*DESCRIPTION OF THE TASK*
Your task is to repeat the entries underneath exactly, minus the pictures.

▬▬▬▬▬▬▬▬▬▬

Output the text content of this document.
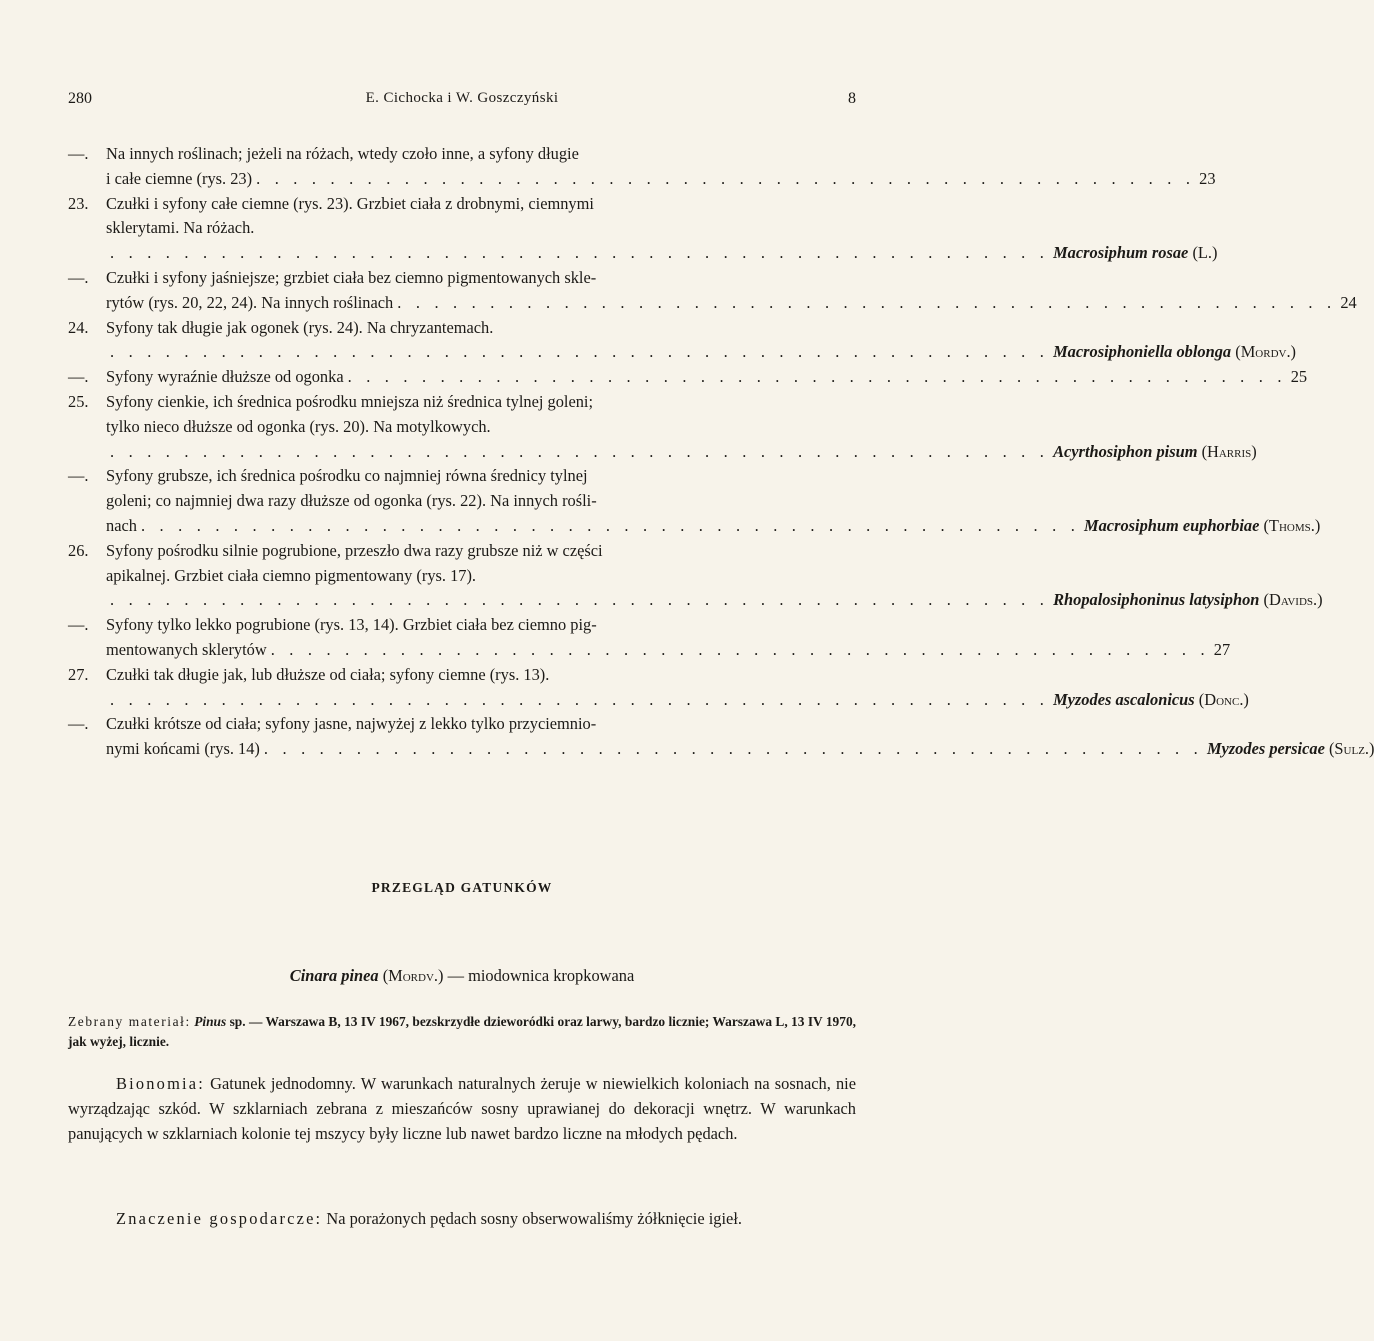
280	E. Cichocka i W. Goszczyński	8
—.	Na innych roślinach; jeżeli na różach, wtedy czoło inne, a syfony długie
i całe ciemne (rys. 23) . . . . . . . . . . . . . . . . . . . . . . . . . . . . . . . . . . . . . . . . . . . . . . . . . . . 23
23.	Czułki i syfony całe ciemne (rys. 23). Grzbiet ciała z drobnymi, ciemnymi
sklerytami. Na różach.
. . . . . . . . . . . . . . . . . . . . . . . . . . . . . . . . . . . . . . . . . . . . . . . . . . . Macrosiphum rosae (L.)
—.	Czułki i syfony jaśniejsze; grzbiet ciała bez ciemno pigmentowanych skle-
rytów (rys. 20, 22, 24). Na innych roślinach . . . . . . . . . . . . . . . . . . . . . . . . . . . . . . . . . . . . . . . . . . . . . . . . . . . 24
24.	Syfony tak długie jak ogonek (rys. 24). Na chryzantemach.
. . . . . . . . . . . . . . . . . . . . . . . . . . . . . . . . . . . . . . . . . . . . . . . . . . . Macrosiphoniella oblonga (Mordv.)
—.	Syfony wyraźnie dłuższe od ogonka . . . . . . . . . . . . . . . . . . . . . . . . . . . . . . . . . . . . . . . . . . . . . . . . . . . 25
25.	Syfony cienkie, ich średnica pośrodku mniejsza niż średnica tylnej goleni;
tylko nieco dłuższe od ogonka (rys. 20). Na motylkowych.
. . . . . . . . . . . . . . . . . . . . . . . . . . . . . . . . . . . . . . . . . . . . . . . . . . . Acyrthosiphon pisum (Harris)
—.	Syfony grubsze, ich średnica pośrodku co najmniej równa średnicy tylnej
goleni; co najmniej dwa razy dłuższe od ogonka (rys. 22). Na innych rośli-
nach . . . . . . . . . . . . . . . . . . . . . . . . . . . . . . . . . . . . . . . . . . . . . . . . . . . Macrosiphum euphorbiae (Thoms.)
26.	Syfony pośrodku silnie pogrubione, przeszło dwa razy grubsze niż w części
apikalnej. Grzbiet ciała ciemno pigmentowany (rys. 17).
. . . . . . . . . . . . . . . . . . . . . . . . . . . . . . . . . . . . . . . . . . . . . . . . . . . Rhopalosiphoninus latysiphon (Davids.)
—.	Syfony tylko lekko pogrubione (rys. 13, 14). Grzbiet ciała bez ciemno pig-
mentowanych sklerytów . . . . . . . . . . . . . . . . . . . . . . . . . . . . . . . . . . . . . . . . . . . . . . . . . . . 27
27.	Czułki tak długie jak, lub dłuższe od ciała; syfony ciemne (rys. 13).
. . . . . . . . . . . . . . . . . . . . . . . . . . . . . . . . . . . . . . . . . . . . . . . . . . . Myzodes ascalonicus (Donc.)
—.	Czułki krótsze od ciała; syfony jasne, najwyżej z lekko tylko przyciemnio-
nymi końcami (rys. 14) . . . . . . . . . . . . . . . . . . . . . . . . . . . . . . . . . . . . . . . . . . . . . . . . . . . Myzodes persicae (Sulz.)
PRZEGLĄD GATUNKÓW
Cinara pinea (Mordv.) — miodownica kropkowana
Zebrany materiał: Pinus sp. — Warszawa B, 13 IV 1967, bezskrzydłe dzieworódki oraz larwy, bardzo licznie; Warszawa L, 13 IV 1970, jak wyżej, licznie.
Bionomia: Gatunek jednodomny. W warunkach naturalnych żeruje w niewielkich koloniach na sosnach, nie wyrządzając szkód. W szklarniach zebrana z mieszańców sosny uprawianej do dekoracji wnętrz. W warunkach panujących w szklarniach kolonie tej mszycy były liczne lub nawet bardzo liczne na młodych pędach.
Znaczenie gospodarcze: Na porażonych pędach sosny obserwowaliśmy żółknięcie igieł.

▬▬▬▬▬▬▬▬▬▬

*CORRECT ANSWER*
Output the text content of this document.
280	E. Cichocka i W. Goszczyński	8
—.	Na innych roślinach; jeżeli na różach, wtedy czoło inne, a syfony długie
i całe ciemne (rys. 23) . . . . . . . . . . . . . . . . . . . . . . . . . . . . . . . . . . . . . . . . . . . . . . . . . . . 23
23.	Czułki i syfony całe ciemne (rys. 23). Grzbiet ciała z drobnymi, ciemnymi
sklerytami. Na różach.
. . . . . . . . . . . . . . . . . . . . . . . . . . . . . . . . . . . . . . . . . . . . . . . . . . . Macrosiphum rosae (L.)
—.	Czułki i syfony jaśniejsze; grzbiet ciała bez ciemno pigmentowanych skle-
rytów (rys. 20, 22, 24). Na innych roślinach . . . . . . . . . . . . . . . . . . . . . . . . . . . . . . . . . . . . . . . . . . . . . . . . . . . 24
24.	Syfony tak długie jak ogonek (rys. 24). Na chryzantemach.
. . . . . . . . . . . . . . . . . . . . . . . . . . . . . . . . . . . . . . . . . . . . . . . . . . . Macrosiphoniella oblonga (Mordv.)
—.	Syfony wyraźnie dłuższe od ogonka . . . . . . . . . . . . . . . . . . . . . . . . . . . . . . . . . . . . . . . . . . . . . . . . . . . 25
25.	Syfony cienkie, ich średnica pośrodku mniejsza niż średnica tylnej goleni;
tylko nieco dłuższe od ogonka (rys. 20). Na motylkowych.
. . . . . . . . . . . . . . . . . . . . . . . . . . . . . . . . . . . . . . . . . . . . . . . . . . . Acyrthosiphon pisum (Harris)
—.	Syfony grubsze, ich średnica pośrodku co najmniej równa średnicy tylnej
goleni; co najmniej dwa razy dłuższe od ogonka (rys. 22). Na innych rośli-
nach . . . . . . . . . . . . . . . . . . . . . . . . . . . . . . . . . . . . . . . . . . . . . . . . . . . Macrosiphum euphorbiae (Thoms.)
26.	Syfony pośrodku silnie pogrubione, przeszło dwa razy grubsze niż w części
apikalnej. Grzbiet ciała ciemno pigmentowany (rys. 17).
. . . . . . . . . . . . . . . . . . . . . . . . . . . . . . . . . . . . . . . . . . . . . . . . . . . Rhopalosiphoninus latysiphon (Davids.)
—.	Syfony tylko lekko pogrubione (rys. 13, 14). Grzbiet ciała bez ciemno pig-
mentowanych sklerytów . . . . . . . . . . . . . . . . . . . . . . . . . . . . . . . . . . . . . . . . . . . . . . . . . . . 27
27.	Czułki tak długie jak, lub dłuższe od ciała; syfony ciemne (rys. 13).
. . . . . . . . . . . . . . . . . . . . . . . . . . . . . . . . . . . . . . . . . . . . . . . . . . . Myzodes ascalonicus (Donc.)
—.	Czułki krótsze od ciała; syfony jasne, najwyżej z lekko tylko przyciemnio-
nymi końcami (rys. 14) . . . . . . . . . . . . . . . . . . . . . . . . . . . . . . . . . . . . . . . . . . . . . . . . . . . Myzodes persicae (Sulz.)
PRZEGLĄD GATUNKÓW
Cinara pinea (Mordv.) — miodownica kropkowana
Zebrany materiał: Pinus sp. — Warszawa B, 13 IV 1967, bezskrzydłe dzieworódki oraz larwy, bardzo licznie; Warszawa L, 13 IV 1970, jak wyżej, licznie.
Bionomia: Gatunek jednodomny. W warunkach naturalnych żeruje w niewielkich koloniach na sosnach, nie wyrządzając szkód. W szklarniach zebrana z mieszańców sosny uprawianej do dekoracji wnętrz. W warunkach panujących w szklarniach kolonie tej mszycy były liczne lub nawet bardzo liczne na młodych pędach.
Znaczenie gospodarcze: Na porażonych pędach sosny obserwowaliśmy żółknięcie igieł.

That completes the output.